▶ [WHAT TO DO]: Among the entries, which lines carry the string "JSON"? Copy each of them.

▶ [Raw records]:
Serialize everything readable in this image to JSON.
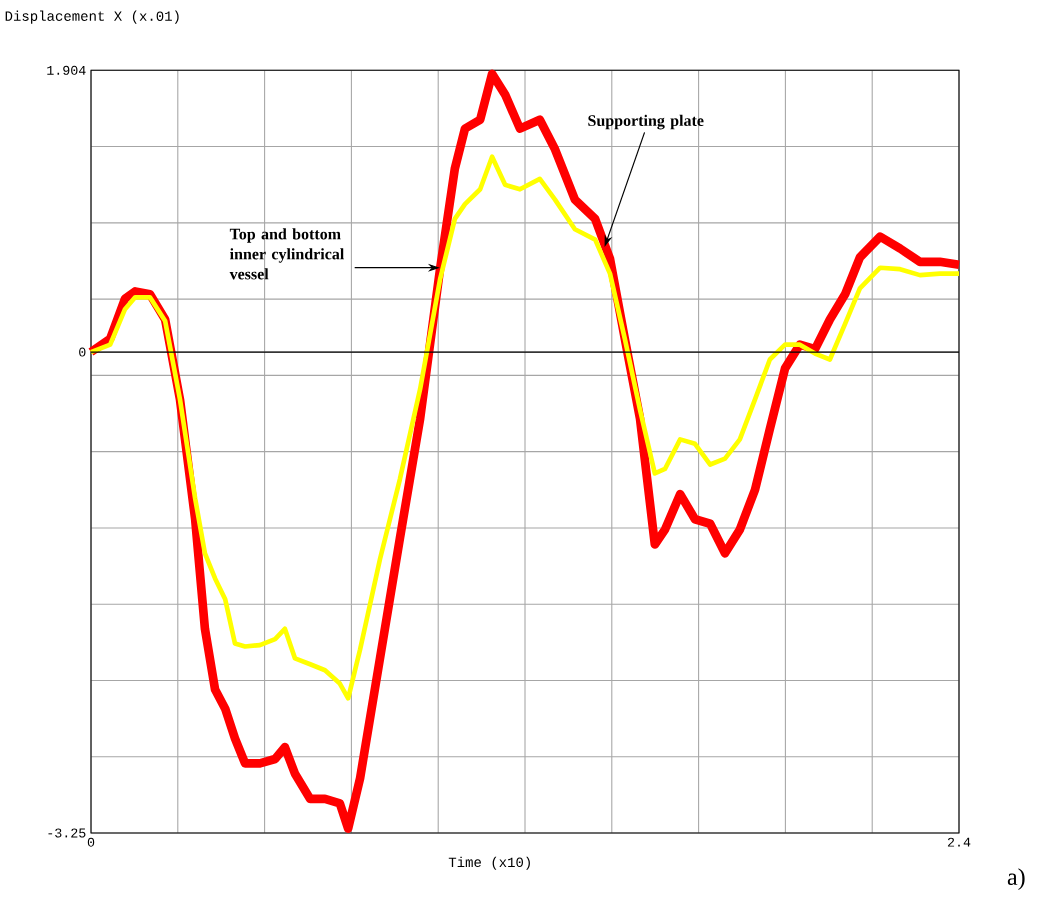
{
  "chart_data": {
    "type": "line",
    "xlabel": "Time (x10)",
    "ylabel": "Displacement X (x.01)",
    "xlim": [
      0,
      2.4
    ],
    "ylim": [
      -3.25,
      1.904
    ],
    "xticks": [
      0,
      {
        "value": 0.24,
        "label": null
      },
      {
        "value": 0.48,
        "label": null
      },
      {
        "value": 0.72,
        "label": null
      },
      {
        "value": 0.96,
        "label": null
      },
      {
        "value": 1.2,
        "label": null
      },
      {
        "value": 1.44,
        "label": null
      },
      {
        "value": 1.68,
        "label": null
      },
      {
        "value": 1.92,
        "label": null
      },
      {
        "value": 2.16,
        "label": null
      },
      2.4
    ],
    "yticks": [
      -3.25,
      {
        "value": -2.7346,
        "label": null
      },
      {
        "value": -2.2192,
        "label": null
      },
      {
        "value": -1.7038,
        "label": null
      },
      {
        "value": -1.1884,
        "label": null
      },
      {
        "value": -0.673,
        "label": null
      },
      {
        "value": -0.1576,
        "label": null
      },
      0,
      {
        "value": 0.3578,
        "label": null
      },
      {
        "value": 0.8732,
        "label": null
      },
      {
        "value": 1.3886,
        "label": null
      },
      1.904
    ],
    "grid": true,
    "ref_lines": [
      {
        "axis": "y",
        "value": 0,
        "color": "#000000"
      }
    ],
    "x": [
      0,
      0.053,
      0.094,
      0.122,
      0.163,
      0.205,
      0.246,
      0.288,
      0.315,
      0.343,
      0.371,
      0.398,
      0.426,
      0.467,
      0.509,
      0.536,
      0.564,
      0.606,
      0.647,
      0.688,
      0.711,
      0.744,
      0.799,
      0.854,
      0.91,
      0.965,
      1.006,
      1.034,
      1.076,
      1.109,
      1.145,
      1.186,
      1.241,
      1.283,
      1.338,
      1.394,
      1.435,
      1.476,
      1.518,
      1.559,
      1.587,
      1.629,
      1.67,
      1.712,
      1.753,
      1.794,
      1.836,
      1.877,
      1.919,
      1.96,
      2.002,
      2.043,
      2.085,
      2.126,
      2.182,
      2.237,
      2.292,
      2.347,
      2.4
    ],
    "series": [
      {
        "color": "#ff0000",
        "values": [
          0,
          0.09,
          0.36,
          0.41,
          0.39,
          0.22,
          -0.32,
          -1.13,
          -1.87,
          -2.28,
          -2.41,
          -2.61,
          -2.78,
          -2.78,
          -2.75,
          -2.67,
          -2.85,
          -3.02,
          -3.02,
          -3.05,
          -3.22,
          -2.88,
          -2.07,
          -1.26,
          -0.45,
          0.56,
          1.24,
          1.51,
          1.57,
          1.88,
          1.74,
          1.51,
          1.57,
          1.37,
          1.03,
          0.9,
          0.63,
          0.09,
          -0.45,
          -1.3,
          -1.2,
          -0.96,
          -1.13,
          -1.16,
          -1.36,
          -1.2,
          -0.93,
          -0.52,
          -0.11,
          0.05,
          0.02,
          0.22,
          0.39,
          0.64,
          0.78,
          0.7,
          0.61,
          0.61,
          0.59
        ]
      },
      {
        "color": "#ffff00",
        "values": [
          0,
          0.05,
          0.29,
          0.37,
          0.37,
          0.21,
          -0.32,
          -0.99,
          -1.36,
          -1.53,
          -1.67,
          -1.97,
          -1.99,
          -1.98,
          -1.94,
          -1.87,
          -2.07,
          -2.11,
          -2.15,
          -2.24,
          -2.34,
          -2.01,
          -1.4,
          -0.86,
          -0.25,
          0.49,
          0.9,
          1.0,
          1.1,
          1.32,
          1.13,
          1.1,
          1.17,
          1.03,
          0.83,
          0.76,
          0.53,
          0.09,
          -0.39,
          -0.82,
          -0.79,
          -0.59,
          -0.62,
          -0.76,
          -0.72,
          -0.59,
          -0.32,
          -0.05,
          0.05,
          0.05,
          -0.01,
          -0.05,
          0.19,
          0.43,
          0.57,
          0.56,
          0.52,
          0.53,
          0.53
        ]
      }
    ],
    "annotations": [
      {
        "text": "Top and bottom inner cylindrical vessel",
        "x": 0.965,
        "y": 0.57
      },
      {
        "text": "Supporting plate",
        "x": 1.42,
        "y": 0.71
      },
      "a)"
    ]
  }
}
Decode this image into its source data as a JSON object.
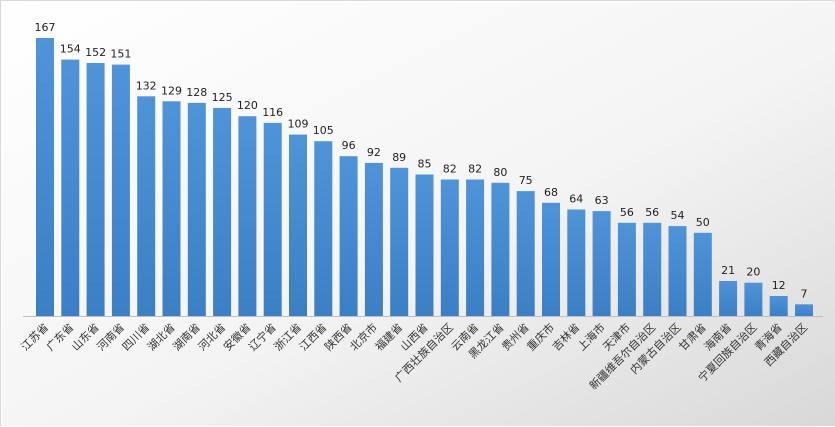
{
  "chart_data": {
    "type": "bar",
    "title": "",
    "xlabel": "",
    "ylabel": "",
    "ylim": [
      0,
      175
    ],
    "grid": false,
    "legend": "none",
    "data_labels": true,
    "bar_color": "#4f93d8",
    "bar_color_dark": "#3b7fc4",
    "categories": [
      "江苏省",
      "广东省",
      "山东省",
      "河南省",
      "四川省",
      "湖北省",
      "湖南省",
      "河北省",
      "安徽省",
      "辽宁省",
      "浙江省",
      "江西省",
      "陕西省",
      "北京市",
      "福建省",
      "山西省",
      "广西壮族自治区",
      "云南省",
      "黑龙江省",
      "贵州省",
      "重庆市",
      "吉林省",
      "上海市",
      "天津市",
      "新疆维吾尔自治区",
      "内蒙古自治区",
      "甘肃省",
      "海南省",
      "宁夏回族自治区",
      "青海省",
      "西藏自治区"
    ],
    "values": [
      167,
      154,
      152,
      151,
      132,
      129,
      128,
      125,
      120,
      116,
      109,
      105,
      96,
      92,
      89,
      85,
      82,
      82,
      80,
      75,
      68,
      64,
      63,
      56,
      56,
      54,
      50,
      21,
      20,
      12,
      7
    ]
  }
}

▶ [SOLUTION TO THIS PROBLEM]:
Serialize everything readable in this image to JSON.
Decode this image into its source data as a JSON object.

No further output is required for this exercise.